··· Supplied material ···

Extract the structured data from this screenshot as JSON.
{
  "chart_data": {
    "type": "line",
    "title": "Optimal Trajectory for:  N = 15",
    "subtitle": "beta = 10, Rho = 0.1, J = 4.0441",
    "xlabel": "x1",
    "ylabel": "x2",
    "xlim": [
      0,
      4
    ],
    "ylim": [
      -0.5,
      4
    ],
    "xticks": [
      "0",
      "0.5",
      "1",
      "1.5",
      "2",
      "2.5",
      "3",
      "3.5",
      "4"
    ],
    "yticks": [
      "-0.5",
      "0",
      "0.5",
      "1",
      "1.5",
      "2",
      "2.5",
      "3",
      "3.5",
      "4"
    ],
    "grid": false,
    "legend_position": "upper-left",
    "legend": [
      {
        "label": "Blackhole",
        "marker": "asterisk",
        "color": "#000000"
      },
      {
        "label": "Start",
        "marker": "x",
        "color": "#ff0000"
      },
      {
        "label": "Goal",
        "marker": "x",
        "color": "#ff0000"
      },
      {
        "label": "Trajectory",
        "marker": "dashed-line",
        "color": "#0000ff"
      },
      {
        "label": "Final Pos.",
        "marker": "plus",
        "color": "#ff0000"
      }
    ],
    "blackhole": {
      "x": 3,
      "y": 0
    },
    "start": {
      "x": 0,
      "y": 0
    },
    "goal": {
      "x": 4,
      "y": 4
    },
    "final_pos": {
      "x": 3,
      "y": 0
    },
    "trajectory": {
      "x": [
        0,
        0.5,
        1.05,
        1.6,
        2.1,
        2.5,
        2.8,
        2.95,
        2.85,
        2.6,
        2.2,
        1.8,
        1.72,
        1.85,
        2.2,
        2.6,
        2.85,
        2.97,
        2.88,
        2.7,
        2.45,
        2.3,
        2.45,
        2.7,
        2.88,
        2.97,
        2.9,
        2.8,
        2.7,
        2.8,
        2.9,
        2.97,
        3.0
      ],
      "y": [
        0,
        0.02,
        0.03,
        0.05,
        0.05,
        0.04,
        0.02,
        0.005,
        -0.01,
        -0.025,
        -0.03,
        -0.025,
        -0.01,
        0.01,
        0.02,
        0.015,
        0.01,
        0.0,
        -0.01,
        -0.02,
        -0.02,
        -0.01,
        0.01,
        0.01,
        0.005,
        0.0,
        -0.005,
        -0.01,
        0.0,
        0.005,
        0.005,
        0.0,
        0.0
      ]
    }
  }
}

···

- [Task requirements] Take the lines above and retype all of them exactly.

- [Exercise result]
Extract the structured data from this screenshot as JSON.
{
  "chart_data": {
    "type": "line",
    "title": "Optimal Trajectory for:  N = 15",
    "subtitle": "beta = 10, Rho = 0.1, J = 4.0441",
    "xlabel": "x1",
    "ylabel": "x2",
    "xlim": [
      0,
      4
    ],
    "ylim": [
      -0.5,
      4
    ],
    "xticks": [
      "0",
      "0.5",
      "1",
      "1.5",
      "2",
      "2.5",
      "3",
      "3.5",
      "4"
    ],
    "yticks": [
      "-0.5",
      "0",
      "0.5",
      "1",
      "1.5",
      "2",
      "2.5",
      "3",
      "3.5",
      "4"
    ],
    "grid": false,
    "legend_position": "upper-left",
    "legend": [
      {
        "label": "Blackhole",
        "marker": "asterisk",
        "color": "#000000"
      },
      {
        "label": "Start",
        "marker": "x",
        "color": "#ff0000"
      },
      {
        "label": "Goal",
        "marker": "x",
        "color": "#ff0000"
      },
      {
        "label": "Trajectory",
        "marker": "dashed-line",
        "color": "#0000ff"
      },
      {
        "label": "Final Pos.",
        "marker": "plus",
        "color": "#ff0000"
      }
    ],
    "blackhole": {
      "x": 3,
      "y": 0
    },
    "start": {
      "x": 0,
      "y": 0
    },
    "goal": {
      "x": 4,
      "y": 4
    },
    "final_pos": {
      "x": 3,
      "y": 0
    },
    "trajectory": {
      "x": [
        0,
        0.5,
        1.05,
        1.6,
        2.1,
        2.5,
        2.8,
        2.95,
        2.85,
        2.6,
        2.2,
        1.8,
        1.72,
        1.85,
        2.2,
        2.6,
        2.85,
        2.97,
        2.88,
        2.7,
        2.45,
        2.3,
        2.45,
        2.7,
        2.88,
        2.97,
        2.9,
        2.8,
        2.7,
        2.8,
        2.9,
        2.97,
        3.0
      ],
      "y": [
        0,
        0.02,
        0.03,
        0.05,
        0.05,
        0.04,
        0.02,
        0.005,
        -0.01,
        -0.025,
        -0.03,
        -0.025,
        -0.01,
        0.01,
        0.02,
        0.015,
        0.01,
        0.0,
        -0.01,
        -0.02,
        -0.02,
        -0.01,
        0.01,
        0.01,
        0.005,
        0.0,
        -0.005,
        -0.01,
        0.0,
        0.005,
        0.005,
        0.0,
        0.0
      ]
    }
  }
}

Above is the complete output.